## EXERCISE DESCRIPTION
All of the records below should be output exactly.

Dataset items
****************
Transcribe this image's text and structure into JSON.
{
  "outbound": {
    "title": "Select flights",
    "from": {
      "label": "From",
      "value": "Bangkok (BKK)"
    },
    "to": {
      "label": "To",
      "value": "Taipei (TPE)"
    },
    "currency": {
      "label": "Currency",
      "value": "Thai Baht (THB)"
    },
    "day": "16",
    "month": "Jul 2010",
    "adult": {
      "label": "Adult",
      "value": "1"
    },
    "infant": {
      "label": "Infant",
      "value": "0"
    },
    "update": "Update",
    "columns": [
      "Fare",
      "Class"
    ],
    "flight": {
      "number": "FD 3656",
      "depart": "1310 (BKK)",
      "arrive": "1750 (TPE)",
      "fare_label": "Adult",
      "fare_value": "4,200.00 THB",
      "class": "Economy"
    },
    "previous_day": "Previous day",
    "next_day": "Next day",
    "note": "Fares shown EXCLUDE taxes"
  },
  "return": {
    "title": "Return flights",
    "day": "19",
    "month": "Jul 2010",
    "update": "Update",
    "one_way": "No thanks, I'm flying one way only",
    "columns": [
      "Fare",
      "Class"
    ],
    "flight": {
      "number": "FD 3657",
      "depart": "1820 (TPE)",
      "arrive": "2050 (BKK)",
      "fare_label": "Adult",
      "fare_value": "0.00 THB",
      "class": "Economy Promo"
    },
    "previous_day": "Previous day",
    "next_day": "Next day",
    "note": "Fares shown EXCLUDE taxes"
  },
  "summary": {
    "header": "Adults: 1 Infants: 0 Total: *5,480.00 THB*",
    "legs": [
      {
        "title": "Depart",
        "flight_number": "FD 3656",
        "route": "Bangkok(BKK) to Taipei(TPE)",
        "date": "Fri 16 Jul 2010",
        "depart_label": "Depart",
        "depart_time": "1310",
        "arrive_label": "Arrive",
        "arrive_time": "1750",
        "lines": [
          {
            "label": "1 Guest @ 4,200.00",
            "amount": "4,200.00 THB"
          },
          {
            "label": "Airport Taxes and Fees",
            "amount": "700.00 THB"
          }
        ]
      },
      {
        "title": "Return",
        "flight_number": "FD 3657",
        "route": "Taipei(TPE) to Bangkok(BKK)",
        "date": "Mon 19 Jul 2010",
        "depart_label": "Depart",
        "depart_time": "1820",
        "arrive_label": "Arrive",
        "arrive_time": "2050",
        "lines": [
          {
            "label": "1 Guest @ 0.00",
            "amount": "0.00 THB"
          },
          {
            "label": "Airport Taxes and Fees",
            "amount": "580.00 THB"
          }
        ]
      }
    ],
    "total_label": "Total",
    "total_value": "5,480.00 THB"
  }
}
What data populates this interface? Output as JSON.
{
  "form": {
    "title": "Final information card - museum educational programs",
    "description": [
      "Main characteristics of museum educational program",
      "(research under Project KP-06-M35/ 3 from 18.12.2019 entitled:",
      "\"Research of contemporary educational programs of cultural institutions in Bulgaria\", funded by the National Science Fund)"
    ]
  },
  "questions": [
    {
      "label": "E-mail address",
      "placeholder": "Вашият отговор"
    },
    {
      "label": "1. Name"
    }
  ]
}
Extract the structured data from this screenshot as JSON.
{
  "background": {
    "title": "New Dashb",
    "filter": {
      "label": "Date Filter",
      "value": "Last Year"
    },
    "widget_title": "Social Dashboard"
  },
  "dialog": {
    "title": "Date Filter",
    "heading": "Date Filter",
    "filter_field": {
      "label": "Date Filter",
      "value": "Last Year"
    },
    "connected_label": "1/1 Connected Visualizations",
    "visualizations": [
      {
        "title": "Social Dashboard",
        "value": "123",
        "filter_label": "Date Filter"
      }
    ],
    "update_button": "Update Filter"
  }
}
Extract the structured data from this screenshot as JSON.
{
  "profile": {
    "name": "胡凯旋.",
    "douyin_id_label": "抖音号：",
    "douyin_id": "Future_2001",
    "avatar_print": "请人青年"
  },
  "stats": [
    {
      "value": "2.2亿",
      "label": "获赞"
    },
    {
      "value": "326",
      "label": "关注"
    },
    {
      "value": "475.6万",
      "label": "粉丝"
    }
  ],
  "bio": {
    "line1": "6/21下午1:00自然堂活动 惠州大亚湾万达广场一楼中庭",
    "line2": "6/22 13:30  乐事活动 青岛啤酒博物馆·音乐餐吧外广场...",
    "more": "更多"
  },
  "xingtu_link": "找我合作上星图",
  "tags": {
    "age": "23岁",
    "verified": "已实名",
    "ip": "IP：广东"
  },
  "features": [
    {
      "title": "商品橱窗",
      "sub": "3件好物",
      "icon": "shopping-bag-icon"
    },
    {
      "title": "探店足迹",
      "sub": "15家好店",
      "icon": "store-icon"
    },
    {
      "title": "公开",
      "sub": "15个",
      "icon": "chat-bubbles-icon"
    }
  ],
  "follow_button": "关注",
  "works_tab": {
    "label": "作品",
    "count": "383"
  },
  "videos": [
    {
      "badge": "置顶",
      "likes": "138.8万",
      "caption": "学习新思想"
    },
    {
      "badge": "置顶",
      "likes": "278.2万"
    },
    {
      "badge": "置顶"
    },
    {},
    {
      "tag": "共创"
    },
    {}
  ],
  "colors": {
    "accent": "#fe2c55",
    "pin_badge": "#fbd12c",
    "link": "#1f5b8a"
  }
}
****************
## OUTPUT FOR THIS TASK
Transcribe this image's text and structure into JSON.
{
  "outbound": {
    "title": "Select flights",
    "from": {
      "label": "From",
      "value": "Bangkok (BKK)"
    },
    "to": {
      "label": "To",
      "value": "Taipei (TPE)"
    },
    "currency": {
      "label": "Currency",
      "value": "Thai Baht (THB)"
    },
    "day": "16",
    "month": "Jul 2010",
    "adult": {
      "label": "Adult",
      "value": "1"
    },
    "infant": {
      "label": "Infant",
      "value": "0"
    },
    "update": "Update",
    "columns": [
      "Fare",
      "Class"
    ],
    "flight": {
      "number": "FD 3656",
      "depart": "1310 (BKK)",
      "arrive": "1750 (TPE)",
      "fare_label": "Adult",
      "fare_value": "4,200.00 THB",
      "class": "Economy"
    },
    "previous_day": "Previous day",
    "next_day": "Next day",
    "note": "Fares shown EXCLUDE taxes"
  },
  "return": {
    "title": "Return flights",
    "day": "19",
    "month": "Jul 2010",
    "update": "Update",
    "one_way": "No thanks, I'm flying one way only",
    "columns": [
      "Fare",
      "Class"
    ],
    "flight": {
      "number": "FD 3657",
      "depart": "1820 (TPE)",
      "arrive": "2050 (BKK)",
      "fare_label": "Adult",
      "fare_value": "0.00 THB",
      "class": "Economy Promo"
    },
    "previous_day": "Previous day",
    "next_day": "Next day",
    "note": "Fares shown EXCLUDE taxes"
  },
  "summary": {
    "header": "Adults: 1 Infants: 0 Total: *5,480.00 THB*",
    "legs": [
      {
        "title": "Depart",
        "flight_number": "FD 3656",
        "route": "Bangkok(BKK) to Taipei(TPE)",
        "date": "Fri 16 Jul 2010",
        "depart_label": "Depart",
        "depart_time": "1310",
        "arrive_label": "Arrive",
        "arrive_time": "1750",
        "lines": [
          {
            "label": "1 Guest @ 4,200.00",
            "amount": "4,200.00 THB"
          },
          {
            "label": "Airport Taxes and Fees",
            "amount": "700.00 THB"
          }
        ]
      },
      {
        "title": "Return",
        "flight_number": "FD 3657",
        "route": "Taipei(TPE) to Bangkok(BKK)",
        "date": "Mon 19 Jul 2010",
        "depart_label": "Depart",
        "depart_time": "1820",
        "arrive_label": "Arrive",
        "arrive_time": "2050",
        "lines": [
          {
            "label": "1 Guest @ 0.00",
            "amount": "0.00 THB"
          },
          {
            "label": "Airport Taxes and Fees",
            "amount": "580.00 THB"
          }
        ]
      }
    ],
    "total_label": "Total",
    "total_value": "5,480.00 THB"
  }
}
What data populates this interface? Output as JSON.
{
  "form": {
    "title": "Final information card - museum educational programs",
    "description": [
      "Main characteristics of museum educational program",
      "(research under Project KP-06-M35/ 3 from 18.12.2019 entitled:",
      "\"Research of contemporary educational programs of cultural institutions in Bulgaria\", funded by the National Science Fund)"
    ]
  },
  "questions": [
    {
      "label": "E-mail address",
      "placeholder": "Вашият отговор"
    },
    {
      "label": "1. Name"
    }
  ]
}
Extract the structured data from this screenshot as JSON.
{
  "background": {
    "title": "New Dashb",
    "filter": {
      "label": "Date Filter",
      "value": "Last Year"
    },
    "widget_title": "Social Dashboard"
  },
  "dialog": {
    "title": "Date Filter",
    "heading": "Date Filter",
    "filter_field": {
      "label": "Date Filter",
      "value": "Last Year"
    },
    "connected_label": "1/1 Connected Visualizations",
    "visualizations": [
      {
        "title": "Social Dashboard",
        "value": "123",
        "filter_label": "Date Filter"
      }
    ],
    "update_button": "Update Filter"
  }
}
Extract the structured data from this screenshot as JSON.
{
  "profile": {
    "name": "胡凯旋.",
    "douyin_id_label": "抖音号：",
    "douyin_id": "Future_2001",
    "avatar_print": "请人青年"
  },
  "stats": [
    {
      "value": "2.2亿",
      "label": "获赞"
    },
    {
      "value": "326",
      "label": "关注"
    },
    {
      "value": "475.6万",
      "label": "粉丝"
    }
  ],
  "bio": {
    "line1": "6/21下午1:00自然堂活动 惠州大亚湾万达广场一楼中庭",
    "line2": "6/22 13:30  乐事活动 青岛啤酒博物馆·音乐餐吧外广场...",
    "more": "更多"
  },
  "xingtu_link": "找我合作上星图",
  "tags": {
    "age": "23岁",
    "verified": "已实名",
    "ip": "IP：广东"
  },
  "features": [
    {
      "title": "商品橱窗",
      "sub": "3件好物",
      "icon": "shopping-bag-icon"
    },
    {
      "title": "探店足迹",
      "sub": "15家好店",
      "icon": "store-icon"
    },
    {
      "title": "公开",
      "sub": "15个",
      "icon": "chat-bubbles-icon"
    }
  ],
  "follow_button": "关注",
  "works_tab": {
    "label": "作品",
    "count": "383"
  },
  "videos": [
    {
      "badge": "置顶",
      "likes": "138.8万",
      "caption": "学习新思想"
    },
    {
      "badge": "置顶",
      "likes": "278.2万"
    },
    {
      "badge": "置顶"
    },
    {},
    {
      "tag": "共创"
    },
    {}
  ],
  "colors": {
    "accent": "#fe2c55",
    "pin_badge": "#fbd12c",
    "link": "#1f5b8a"
  }
}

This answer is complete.